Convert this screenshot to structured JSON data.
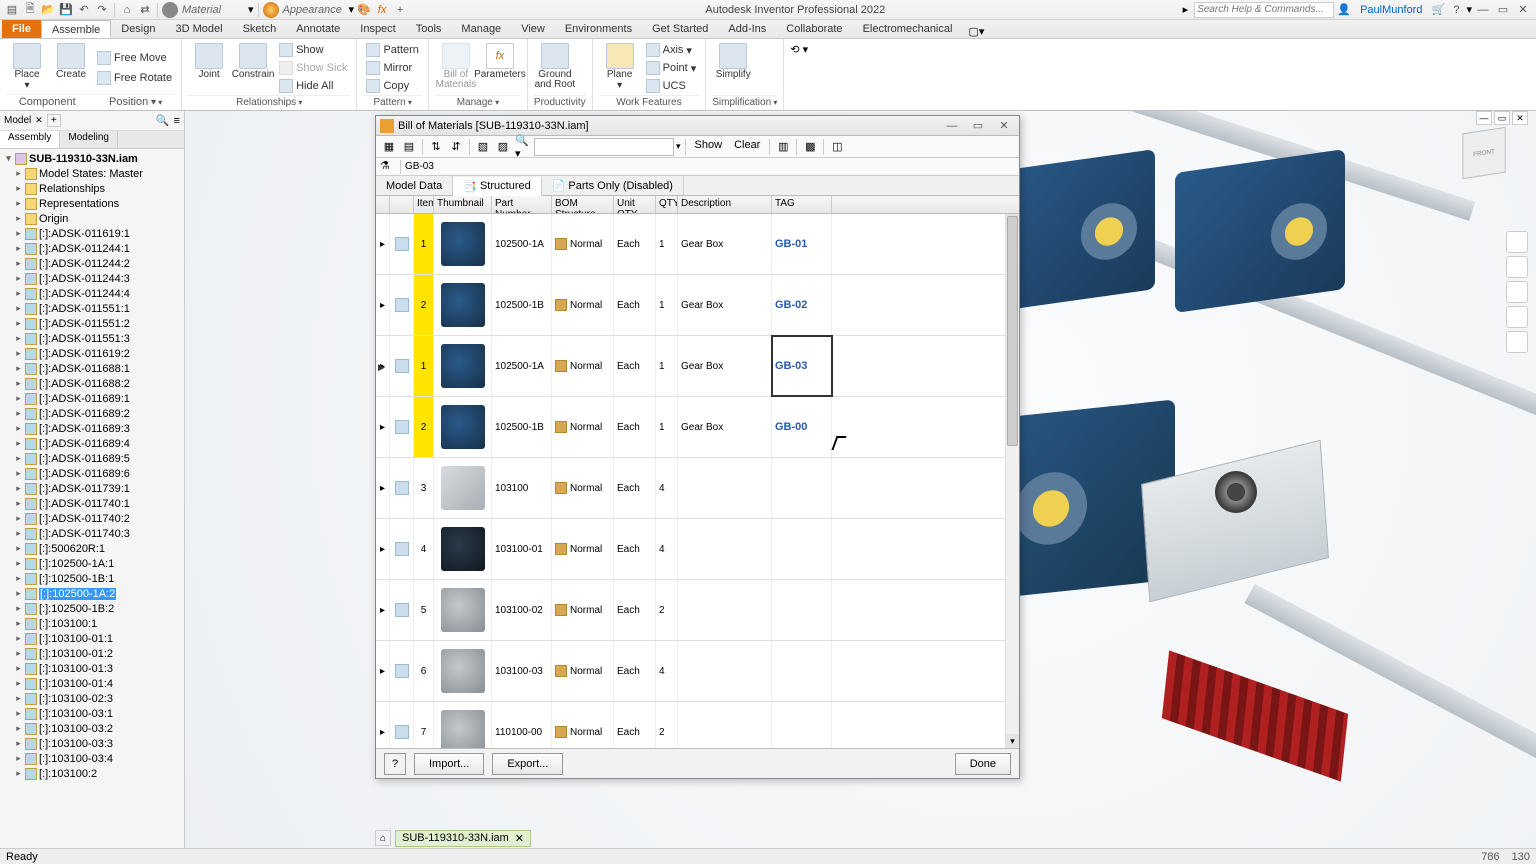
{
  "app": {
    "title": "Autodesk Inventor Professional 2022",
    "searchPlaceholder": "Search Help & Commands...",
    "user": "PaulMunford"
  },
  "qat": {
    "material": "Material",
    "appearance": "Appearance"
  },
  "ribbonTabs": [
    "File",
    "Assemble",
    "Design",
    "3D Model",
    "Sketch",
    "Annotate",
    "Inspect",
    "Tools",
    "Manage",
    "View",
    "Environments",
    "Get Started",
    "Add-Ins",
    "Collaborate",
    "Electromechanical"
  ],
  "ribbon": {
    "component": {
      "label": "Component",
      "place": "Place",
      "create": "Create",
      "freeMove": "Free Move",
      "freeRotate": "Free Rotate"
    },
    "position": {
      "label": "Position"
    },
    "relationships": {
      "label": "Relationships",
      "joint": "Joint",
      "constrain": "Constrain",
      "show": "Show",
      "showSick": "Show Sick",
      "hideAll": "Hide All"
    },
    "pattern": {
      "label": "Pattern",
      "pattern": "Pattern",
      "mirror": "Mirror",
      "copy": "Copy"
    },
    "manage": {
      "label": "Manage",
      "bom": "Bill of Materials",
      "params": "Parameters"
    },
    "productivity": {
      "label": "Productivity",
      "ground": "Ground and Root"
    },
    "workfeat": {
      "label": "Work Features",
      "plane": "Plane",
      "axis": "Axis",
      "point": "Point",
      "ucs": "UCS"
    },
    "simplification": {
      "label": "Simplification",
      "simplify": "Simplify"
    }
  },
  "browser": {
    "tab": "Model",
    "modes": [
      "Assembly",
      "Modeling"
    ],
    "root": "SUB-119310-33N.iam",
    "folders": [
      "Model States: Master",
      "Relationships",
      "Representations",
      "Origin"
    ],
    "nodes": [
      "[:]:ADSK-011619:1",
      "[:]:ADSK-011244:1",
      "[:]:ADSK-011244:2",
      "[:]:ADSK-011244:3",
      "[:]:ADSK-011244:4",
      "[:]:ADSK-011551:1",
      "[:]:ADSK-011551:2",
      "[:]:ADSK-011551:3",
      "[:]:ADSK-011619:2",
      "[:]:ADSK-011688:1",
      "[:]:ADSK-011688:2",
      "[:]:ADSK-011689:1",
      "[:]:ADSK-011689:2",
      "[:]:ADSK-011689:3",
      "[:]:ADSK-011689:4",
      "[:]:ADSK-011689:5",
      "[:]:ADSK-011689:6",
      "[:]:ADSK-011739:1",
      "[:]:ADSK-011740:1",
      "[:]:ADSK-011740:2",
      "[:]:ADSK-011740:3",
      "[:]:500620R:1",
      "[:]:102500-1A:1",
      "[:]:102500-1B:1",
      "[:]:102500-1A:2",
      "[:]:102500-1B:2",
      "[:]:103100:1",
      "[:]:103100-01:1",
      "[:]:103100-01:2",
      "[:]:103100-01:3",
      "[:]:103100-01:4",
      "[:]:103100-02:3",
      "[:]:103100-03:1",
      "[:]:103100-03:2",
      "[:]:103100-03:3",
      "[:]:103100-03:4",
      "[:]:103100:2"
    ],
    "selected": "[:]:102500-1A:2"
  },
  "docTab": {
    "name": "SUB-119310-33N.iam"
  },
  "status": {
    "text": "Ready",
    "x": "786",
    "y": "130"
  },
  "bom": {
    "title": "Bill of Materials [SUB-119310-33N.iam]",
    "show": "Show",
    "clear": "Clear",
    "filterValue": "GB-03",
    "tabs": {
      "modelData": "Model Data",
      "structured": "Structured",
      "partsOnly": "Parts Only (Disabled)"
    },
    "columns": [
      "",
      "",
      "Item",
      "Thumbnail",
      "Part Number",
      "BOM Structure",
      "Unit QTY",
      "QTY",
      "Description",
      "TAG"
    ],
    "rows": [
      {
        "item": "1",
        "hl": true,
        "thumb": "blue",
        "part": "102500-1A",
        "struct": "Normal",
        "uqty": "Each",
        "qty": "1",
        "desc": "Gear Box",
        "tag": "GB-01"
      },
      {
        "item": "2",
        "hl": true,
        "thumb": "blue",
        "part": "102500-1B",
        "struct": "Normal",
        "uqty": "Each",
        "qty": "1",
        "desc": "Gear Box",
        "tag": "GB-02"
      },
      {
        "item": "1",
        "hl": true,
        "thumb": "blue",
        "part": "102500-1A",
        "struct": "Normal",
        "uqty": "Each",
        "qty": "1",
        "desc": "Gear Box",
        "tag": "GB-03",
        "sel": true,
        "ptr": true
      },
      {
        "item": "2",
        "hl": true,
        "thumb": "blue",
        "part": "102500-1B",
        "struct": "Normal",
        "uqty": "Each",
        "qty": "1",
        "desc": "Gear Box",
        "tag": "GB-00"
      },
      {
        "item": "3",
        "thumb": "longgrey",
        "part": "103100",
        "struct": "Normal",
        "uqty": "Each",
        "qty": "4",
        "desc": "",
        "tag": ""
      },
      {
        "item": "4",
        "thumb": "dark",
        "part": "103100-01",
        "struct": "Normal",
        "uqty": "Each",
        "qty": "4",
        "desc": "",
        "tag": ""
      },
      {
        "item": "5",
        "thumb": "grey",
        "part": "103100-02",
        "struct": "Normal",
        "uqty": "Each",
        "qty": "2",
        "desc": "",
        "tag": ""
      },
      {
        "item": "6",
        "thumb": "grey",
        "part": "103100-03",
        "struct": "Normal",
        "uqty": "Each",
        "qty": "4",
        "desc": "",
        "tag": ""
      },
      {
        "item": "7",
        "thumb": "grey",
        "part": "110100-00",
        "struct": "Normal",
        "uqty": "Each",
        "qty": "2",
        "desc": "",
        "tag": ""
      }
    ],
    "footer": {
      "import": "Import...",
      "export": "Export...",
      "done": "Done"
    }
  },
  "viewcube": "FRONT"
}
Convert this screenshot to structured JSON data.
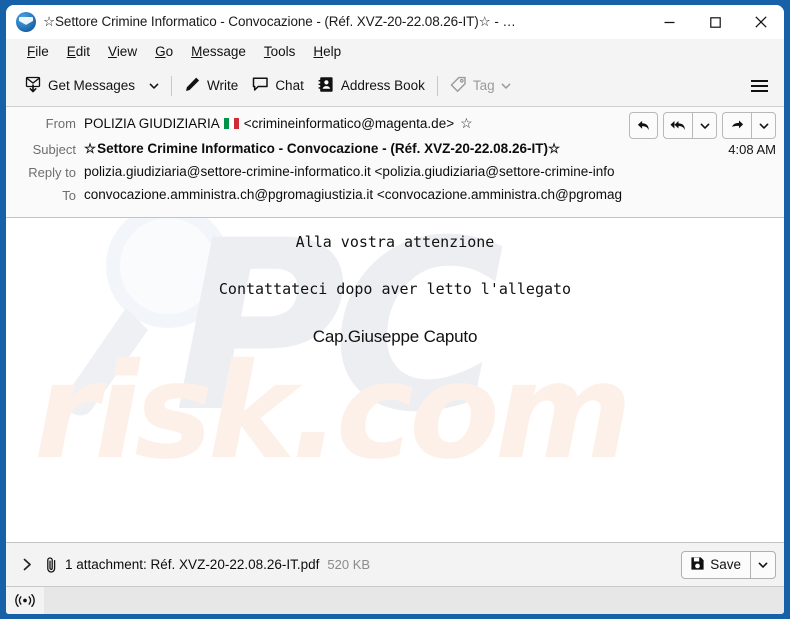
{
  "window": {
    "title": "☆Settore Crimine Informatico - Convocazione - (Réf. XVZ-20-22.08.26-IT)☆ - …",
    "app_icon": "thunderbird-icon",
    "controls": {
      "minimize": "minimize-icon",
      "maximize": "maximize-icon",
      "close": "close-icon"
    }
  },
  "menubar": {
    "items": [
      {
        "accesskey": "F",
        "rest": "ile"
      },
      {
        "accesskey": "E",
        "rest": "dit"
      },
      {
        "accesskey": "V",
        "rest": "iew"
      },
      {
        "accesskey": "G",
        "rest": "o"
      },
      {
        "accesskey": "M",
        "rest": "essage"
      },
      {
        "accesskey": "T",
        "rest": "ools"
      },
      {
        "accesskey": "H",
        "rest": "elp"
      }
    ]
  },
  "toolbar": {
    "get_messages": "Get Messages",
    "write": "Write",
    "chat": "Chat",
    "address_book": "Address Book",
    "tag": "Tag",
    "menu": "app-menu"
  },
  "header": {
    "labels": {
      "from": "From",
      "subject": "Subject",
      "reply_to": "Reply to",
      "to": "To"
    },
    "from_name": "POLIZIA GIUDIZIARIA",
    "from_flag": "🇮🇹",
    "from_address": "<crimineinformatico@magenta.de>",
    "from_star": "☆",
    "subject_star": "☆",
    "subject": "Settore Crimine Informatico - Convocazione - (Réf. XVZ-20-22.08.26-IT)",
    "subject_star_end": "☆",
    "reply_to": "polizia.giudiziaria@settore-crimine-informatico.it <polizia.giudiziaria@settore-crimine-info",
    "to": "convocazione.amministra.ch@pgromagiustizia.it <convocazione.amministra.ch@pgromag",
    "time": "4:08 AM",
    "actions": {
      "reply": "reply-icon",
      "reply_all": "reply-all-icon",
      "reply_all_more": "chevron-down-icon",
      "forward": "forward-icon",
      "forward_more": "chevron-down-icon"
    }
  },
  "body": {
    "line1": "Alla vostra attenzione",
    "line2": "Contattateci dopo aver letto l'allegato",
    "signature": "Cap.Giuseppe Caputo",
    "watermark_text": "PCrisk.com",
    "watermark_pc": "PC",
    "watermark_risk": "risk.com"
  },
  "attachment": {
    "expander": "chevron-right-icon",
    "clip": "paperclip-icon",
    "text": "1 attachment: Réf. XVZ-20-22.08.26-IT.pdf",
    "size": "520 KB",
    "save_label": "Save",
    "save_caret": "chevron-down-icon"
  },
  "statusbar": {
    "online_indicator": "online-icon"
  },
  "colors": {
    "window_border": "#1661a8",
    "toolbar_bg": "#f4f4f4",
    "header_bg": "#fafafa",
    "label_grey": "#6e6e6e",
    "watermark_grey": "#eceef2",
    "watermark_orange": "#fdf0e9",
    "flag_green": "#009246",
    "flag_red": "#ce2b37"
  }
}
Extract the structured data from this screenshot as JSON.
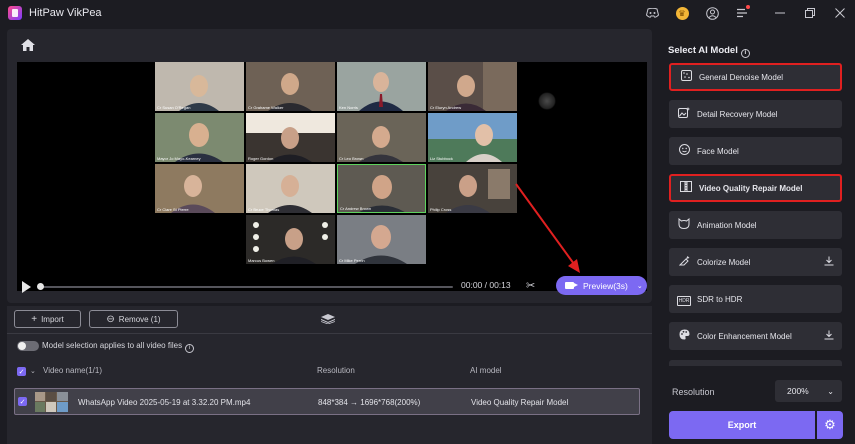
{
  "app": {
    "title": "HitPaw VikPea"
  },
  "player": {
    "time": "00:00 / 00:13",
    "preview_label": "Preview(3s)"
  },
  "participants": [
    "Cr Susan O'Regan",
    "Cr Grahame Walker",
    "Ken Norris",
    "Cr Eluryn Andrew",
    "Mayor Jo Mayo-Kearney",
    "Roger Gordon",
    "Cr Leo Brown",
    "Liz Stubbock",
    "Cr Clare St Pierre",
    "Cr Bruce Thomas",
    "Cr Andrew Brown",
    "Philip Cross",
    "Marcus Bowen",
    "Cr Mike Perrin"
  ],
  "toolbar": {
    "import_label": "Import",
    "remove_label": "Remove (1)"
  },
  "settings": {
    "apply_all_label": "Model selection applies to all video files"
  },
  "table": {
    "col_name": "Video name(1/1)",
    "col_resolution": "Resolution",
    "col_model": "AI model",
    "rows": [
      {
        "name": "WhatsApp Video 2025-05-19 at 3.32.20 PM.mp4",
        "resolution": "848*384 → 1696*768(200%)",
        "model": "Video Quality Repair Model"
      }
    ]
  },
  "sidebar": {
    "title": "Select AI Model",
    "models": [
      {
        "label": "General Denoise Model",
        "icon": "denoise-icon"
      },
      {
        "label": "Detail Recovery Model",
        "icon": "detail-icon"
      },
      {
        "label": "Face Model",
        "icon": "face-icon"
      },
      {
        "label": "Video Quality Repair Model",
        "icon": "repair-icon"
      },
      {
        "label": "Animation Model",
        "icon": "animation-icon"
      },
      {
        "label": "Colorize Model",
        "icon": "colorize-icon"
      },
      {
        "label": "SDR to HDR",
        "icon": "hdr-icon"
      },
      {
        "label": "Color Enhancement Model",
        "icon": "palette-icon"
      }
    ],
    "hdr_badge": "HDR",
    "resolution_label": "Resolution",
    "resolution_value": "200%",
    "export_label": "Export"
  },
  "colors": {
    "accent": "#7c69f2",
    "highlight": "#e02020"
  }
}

+++++

**What you are asked to do**
Where a line above contains the string "Free", copy that line.

**Written response**
      "freeMove": "Free Move",
      "freeRotate": "Free Rotate"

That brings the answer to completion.